_Records from a data source_:

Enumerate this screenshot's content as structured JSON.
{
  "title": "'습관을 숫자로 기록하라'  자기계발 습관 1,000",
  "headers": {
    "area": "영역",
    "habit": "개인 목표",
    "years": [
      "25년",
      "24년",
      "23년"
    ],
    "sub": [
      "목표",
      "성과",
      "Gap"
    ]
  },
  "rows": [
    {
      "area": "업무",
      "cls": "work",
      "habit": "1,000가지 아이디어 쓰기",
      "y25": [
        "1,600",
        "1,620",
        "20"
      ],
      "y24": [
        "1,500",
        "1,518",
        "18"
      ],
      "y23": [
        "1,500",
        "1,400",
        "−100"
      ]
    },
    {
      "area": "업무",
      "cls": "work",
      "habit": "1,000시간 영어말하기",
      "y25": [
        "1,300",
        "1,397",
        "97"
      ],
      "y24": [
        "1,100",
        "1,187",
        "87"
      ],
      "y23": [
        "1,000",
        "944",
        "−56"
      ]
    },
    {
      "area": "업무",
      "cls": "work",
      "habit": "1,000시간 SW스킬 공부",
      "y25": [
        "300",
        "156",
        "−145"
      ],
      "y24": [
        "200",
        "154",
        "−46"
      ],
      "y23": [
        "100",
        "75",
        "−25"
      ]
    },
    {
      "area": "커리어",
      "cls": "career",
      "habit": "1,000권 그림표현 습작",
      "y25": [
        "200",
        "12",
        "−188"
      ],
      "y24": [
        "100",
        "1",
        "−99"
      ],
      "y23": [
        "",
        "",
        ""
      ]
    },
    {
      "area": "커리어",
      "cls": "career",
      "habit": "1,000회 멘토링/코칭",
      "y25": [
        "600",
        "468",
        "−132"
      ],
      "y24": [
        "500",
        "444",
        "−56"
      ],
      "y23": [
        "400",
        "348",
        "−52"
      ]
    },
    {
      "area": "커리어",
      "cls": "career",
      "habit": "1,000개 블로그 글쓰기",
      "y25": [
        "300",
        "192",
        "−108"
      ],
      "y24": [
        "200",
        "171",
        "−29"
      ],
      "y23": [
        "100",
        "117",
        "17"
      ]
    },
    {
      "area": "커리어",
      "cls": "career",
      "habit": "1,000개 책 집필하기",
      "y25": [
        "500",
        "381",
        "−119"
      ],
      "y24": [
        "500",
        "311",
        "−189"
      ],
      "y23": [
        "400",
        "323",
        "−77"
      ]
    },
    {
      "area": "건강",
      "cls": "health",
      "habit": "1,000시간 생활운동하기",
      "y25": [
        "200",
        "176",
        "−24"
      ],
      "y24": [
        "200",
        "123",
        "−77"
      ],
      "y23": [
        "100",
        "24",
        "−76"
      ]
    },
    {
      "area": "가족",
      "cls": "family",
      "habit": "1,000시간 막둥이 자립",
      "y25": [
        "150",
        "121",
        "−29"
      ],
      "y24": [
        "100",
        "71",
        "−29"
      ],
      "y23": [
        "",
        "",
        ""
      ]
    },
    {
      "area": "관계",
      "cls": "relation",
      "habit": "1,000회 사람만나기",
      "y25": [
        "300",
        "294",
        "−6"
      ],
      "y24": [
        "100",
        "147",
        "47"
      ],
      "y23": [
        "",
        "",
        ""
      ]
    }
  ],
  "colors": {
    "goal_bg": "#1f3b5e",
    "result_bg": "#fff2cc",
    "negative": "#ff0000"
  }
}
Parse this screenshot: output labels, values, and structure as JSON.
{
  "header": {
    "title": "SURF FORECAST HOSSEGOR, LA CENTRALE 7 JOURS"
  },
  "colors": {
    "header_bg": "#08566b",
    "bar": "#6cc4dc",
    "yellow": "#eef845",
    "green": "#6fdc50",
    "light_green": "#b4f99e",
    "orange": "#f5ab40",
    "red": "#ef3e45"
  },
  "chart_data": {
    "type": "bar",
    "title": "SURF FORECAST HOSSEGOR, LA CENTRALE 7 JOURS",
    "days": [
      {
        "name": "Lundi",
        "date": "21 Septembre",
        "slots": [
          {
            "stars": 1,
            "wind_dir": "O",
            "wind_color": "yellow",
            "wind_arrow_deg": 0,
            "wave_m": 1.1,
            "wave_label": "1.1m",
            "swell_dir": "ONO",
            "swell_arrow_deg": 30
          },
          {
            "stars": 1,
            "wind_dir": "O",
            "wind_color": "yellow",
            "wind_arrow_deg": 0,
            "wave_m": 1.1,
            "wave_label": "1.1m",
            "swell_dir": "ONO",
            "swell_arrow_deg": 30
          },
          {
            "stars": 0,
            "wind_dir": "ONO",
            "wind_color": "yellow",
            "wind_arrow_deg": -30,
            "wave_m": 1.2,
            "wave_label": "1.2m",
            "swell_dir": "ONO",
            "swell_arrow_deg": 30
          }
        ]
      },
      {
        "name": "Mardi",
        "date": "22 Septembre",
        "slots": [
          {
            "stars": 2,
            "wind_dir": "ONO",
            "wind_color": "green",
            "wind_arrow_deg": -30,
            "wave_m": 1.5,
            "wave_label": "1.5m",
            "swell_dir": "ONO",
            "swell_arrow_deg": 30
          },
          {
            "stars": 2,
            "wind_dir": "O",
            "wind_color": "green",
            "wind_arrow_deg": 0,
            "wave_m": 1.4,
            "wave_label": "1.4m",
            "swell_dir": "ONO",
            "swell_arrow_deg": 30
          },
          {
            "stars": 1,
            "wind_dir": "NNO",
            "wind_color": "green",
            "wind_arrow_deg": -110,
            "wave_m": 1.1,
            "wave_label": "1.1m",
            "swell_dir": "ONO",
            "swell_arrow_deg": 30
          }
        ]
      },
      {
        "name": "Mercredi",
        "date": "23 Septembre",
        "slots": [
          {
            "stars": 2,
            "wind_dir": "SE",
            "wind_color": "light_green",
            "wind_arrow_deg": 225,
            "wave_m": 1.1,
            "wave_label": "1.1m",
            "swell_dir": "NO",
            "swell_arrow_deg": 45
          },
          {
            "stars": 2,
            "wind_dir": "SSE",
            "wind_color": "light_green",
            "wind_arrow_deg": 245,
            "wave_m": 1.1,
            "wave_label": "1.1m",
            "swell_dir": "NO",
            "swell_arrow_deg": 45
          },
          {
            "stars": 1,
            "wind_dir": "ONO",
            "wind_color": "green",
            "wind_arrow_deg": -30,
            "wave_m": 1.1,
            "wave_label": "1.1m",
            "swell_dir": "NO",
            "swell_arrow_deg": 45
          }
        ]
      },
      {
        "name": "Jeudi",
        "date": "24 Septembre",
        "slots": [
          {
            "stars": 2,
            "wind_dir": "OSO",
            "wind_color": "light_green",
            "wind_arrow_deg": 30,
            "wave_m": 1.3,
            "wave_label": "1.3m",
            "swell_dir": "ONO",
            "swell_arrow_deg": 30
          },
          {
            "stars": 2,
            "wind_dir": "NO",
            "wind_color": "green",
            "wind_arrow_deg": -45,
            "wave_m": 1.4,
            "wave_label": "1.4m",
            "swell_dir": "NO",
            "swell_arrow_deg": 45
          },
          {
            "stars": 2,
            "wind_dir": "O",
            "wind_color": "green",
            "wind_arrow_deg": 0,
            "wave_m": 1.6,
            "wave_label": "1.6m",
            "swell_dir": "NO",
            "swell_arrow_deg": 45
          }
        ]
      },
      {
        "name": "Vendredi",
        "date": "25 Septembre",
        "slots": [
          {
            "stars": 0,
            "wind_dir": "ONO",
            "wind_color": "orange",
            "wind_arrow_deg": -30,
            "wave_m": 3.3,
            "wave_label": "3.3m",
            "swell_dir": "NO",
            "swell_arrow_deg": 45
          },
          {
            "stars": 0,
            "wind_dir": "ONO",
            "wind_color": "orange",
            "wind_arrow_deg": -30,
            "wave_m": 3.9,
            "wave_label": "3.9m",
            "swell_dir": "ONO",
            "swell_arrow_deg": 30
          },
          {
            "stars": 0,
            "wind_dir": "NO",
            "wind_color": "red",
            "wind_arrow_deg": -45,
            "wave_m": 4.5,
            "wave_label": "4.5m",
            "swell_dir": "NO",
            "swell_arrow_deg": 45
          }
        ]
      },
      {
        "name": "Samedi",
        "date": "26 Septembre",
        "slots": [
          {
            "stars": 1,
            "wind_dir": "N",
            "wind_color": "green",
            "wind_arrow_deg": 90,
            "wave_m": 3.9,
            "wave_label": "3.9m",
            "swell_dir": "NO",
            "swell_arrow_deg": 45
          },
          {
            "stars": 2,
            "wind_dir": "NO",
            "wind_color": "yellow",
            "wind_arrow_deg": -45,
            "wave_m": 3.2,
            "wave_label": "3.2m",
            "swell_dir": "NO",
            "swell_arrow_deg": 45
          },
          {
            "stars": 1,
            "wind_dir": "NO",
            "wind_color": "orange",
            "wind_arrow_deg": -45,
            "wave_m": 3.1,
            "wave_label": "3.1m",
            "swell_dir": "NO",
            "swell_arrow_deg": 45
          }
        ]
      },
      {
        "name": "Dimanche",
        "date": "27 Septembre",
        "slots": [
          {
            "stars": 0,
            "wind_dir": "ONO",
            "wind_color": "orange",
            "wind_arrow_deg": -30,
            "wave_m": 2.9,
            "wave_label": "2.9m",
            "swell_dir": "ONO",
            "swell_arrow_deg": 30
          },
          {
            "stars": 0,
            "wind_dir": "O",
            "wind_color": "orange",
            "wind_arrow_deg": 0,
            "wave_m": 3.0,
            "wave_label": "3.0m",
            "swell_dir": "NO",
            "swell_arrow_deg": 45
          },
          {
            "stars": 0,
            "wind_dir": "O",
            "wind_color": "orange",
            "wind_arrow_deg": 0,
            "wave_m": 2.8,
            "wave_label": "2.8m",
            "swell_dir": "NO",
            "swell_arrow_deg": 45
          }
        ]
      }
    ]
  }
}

_Problem to work on_: Output nothing but the number of lines in the data containing the string "name".

_Written response_: 7